» PROBLEM: Look through the records below and collect all lines that hold the string "Bottom".

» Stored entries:
━━━━━━

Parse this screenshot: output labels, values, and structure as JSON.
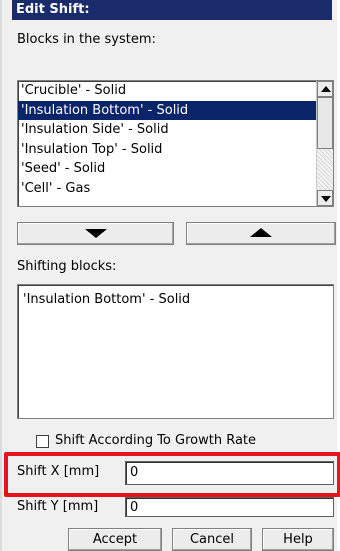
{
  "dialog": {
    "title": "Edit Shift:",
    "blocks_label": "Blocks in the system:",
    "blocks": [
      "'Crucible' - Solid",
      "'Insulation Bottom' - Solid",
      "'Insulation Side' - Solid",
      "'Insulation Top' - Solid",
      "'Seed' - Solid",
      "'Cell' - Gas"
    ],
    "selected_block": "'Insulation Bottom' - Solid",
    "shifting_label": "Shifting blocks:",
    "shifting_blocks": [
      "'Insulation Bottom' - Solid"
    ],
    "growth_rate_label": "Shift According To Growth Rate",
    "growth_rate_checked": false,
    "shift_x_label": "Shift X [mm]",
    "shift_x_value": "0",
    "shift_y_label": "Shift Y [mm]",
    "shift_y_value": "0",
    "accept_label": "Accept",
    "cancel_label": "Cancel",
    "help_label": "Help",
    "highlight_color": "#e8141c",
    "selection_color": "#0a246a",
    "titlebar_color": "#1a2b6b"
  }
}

━━━━━━

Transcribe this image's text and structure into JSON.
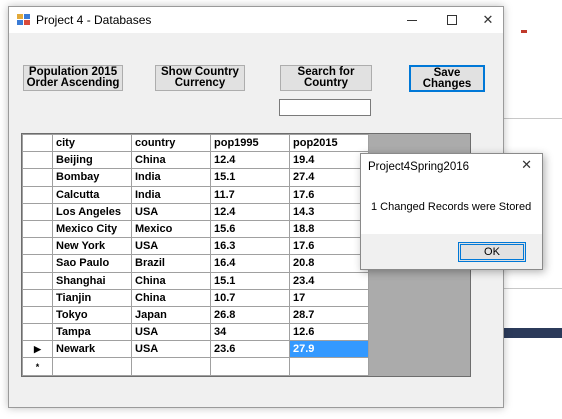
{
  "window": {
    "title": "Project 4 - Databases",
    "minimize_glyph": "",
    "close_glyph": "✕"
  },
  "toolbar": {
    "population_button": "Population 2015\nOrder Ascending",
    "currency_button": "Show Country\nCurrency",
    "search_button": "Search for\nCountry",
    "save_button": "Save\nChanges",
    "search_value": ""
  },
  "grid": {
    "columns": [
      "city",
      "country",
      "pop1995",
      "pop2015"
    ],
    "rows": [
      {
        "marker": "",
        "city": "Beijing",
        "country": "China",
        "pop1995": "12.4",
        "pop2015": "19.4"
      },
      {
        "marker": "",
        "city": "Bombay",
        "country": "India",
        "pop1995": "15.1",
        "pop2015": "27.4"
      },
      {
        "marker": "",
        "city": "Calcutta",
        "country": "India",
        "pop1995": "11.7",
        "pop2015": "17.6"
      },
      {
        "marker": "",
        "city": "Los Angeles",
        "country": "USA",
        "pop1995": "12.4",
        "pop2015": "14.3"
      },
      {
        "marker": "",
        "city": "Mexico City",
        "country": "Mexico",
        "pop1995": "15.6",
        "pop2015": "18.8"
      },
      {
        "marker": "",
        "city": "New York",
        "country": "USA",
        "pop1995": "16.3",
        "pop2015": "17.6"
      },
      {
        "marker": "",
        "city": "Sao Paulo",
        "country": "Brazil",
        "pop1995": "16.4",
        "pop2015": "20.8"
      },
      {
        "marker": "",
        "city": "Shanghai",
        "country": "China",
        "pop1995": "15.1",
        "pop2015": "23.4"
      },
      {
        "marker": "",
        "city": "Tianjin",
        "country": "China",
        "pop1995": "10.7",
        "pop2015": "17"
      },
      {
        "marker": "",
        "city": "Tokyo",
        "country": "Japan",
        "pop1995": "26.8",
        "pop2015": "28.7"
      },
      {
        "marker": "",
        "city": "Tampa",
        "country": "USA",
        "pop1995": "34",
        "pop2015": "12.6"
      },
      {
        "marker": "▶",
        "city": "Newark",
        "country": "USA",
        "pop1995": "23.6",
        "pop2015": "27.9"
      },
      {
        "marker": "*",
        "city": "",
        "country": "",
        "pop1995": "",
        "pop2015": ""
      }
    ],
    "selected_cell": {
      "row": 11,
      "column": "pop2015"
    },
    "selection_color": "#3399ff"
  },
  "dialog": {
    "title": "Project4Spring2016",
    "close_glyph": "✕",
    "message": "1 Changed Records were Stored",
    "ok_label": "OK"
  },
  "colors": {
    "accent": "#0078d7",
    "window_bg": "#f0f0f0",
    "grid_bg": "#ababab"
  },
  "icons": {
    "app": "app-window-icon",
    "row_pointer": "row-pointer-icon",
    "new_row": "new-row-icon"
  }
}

━━━━━━

» EXERCISE SOLUTION:
      "'Insulation Bottom' - Solid",
    "selected_block": "'Insulation Bottom' - Solid",
      "'Insulation Bottom' - Solid"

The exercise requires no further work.